## Exercise description
Your answer is a single number: how many lines hold the word "Restmüll"?

## Exercise input

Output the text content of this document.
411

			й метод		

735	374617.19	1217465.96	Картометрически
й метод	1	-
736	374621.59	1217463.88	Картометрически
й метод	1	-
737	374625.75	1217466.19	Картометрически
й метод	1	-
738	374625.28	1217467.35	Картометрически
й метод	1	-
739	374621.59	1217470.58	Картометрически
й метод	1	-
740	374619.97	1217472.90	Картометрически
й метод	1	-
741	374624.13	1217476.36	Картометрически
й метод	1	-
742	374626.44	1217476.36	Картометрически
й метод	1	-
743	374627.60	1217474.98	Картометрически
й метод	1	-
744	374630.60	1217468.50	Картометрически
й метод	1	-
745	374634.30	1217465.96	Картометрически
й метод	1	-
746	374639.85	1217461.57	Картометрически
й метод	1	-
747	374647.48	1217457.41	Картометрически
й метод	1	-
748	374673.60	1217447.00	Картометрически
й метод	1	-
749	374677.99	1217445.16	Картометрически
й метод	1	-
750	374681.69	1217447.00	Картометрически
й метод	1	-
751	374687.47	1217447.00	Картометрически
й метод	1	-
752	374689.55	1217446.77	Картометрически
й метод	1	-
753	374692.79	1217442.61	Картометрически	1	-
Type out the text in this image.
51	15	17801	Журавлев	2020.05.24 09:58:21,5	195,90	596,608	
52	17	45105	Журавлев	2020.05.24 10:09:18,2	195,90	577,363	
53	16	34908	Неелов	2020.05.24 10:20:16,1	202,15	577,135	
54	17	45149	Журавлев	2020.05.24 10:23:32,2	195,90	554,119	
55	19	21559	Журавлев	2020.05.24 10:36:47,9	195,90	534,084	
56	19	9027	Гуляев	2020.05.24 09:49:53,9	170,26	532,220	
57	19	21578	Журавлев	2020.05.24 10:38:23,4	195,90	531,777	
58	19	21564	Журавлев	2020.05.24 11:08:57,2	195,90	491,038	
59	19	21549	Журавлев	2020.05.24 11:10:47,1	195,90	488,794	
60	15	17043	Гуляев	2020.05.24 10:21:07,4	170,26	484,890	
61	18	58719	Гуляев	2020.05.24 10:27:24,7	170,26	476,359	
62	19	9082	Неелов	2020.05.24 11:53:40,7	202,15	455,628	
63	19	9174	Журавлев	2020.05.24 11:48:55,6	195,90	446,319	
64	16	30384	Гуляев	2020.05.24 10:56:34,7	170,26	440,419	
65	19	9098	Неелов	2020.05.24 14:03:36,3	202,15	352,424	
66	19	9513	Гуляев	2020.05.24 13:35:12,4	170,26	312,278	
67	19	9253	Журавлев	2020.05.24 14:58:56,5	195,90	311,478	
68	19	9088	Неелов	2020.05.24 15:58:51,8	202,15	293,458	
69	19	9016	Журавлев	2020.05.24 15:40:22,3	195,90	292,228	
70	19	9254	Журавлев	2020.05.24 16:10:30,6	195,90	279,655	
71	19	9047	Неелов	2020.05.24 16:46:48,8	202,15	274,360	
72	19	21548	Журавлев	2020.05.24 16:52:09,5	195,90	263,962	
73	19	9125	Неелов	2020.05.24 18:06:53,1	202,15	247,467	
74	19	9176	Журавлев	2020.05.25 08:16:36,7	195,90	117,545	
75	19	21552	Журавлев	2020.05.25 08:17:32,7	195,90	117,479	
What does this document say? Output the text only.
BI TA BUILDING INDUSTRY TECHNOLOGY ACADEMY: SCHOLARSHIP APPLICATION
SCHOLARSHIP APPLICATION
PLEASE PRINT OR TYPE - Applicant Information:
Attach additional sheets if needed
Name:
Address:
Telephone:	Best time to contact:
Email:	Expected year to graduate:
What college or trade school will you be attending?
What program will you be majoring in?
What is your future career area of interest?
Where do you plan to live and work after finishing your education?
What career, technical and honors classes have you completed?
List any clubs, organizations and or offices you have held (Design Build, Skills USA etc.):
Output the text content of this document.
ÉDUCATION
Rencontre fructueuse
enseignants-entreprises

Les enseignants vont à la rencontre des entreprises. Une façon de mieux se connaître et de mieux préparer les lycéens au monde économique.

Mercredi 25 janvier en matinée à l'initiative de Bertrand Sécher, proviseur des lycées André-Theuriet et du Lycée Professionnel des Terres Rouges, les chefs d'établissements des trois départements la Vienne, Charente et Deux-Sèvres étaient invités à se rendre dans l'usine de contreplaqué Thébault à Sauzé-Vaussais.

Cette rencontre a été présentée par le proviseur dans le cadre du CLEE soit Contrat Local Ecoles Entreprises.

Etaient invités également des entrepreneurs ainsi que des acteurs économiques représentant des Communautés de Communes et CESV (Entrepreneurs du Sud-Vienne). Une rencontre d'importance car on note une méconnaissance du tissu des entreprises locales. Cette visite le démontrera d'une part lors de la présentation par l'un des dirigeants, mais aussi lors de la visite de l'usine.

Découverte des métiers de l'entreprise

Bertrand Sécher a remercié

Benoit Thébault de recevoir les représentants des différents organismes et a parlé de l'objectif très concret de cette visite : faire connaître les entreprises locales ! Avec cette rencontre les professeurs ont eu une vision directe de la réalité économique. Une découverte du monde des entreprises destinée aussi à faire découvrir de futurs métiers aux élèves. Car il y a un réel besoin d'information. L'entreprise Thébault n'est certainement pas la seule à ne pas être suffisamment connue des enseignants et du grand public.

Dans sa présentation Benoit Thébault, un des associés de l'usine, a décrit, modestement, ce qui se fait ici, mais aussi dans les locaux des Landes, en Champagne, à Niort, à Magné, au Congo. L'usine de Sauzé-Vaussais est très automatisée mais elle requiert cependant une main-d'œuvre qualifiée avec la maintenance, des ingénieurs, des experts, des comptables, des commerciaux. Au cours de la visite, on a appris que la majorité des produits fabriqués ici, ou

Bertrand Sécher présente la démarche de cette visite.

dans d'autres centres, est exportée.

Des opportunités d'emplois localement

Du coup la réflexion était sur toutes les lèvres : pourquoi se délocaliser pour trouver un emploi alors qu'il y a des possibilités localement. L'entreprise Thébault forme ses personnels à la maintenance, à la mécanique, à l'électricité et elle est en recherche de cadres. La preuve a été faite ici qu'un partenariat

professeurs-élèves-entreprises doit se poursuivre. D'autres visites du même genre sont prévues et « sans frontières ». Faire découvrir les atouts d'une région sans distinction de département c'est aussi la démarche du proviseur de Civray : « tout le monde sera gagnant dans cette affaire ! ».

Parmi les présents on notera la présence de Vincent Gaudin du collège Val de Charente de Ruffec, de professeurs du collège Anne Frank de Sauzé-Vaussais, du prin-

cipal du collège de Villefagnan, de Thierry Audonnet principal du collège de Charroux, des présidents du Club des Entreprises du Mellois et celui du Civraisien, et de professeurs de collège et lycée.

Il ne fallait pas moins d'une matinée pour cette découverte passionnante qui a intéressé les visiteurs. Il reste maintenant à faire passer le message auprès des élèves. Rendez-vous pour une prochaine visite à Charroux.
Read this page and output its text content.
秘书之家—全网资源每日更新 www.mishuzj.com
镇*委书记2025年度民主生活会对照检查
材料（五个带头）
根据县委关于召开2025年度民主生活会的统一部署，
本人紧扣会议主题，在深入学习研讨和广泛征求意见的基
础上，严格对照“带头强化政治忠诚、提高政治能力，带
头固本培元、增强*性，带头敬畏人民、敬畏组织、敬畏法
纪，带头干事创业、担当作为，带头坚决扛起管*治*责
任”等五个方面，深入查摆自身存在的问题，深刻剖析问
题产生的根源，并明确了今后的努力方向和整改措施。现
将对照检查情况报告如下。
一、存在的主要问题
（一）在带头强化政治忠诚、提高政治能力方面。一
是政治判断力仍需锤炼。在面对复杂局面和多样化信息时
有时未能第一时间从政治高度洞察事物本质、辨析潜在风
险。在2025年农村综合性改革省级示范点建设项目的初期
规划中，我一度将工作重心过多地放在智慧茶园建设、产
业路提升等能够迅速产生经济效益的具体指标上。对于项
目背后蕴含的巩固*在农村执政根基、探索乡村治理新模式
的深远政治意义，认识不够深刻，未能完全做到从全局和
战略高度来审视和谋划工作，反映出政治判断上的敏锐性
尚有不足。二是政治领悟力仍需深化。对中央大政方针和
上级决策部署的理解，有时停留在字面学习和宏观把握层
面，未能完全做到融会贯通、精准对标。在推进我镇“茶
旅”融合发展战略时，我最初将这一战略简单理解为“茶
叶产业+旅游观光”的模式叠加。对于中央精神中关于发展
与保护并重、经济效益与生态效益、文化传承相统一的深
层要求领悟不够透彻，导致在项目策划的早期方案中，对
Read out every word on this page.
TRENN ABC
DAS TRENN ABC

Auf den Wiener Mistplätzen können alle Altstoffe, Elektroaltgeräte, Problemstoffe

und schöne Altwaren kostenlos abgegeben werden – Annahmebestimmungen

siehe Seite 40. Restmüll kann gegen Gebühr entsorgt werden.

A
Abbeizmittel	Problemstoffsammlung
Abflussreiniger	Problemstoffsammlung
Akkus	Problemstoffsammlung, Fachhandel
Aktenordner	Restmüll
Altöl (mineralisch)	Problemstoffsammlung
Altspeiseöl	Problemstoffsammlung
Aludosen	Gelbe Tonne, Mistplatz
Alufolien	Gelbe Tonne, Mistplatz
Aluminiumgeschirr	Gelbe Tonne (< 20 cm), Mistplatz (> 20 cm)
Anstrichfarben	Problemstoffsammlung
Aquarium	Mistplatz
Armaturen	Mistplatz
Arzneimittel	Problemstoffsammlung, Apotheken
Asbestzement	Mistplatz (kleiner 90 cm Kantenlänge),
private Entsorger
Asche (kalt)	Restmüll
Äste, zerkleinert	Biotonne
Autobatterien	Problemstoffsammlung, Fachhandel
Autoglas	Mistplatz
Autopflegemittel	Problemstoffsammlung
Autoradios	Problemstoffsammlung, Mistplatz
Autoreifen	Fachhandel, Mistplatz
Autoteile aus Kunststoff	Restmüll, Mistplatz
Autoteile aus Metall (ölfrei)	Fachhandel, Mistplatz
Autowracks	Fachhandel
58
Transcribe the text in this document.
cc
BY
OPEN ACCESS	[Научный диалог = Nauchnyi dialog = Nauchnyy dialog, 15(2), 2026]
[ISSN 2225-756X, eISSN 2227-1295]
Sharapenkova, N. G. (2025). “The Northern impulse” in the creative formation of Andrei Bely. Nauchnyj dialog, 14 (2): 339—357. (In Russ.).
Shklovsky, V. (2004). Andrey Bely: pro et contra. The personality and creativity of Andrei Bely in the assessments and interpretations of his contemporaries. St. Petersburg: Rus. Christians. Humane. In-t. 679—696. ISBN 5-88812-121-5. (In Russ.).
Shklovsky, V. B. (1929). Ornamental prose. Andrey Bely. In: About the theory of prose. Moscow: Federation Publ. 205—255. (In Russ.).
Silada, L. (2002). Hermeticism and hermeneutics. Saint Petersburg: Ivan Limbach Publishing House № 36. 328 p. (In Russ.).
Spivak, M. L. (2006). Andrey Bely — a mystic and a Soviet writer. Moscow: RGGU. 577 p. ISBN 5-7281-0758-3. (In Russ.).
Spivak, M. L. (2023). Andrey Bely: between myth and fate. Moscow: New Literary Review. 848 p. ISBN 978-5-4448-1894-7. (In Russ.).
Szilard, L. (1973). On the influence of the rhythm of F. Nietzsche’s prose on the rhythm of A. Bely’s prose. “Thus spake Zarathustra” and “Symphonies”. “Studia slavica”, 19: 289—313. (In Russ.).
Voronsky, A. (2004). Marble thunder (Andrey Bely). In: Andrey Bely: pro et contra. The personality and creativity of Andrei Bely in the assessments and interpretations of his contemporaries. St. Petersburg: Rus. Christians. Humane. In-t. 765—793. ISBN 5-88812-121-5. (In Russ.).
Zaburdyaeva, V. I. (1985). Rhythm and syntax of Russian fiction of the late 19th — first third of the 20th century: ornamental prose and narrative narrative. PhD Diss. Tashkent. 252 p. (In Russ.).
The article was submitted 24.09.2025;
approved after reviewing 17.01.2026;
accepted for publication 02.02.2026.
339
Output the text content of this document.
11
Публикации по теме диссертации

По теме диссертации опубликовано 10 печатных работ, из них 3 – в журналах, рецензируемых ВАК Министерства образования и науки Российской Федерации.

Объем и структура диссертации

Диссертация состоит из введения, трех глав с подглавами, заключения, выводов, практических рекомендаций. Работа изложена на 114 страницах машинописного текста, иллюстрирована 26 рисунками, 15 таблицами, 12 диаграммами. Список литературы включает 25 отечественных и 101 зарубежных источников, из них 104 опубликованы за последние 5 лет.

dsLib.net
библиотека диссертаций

## The answer
4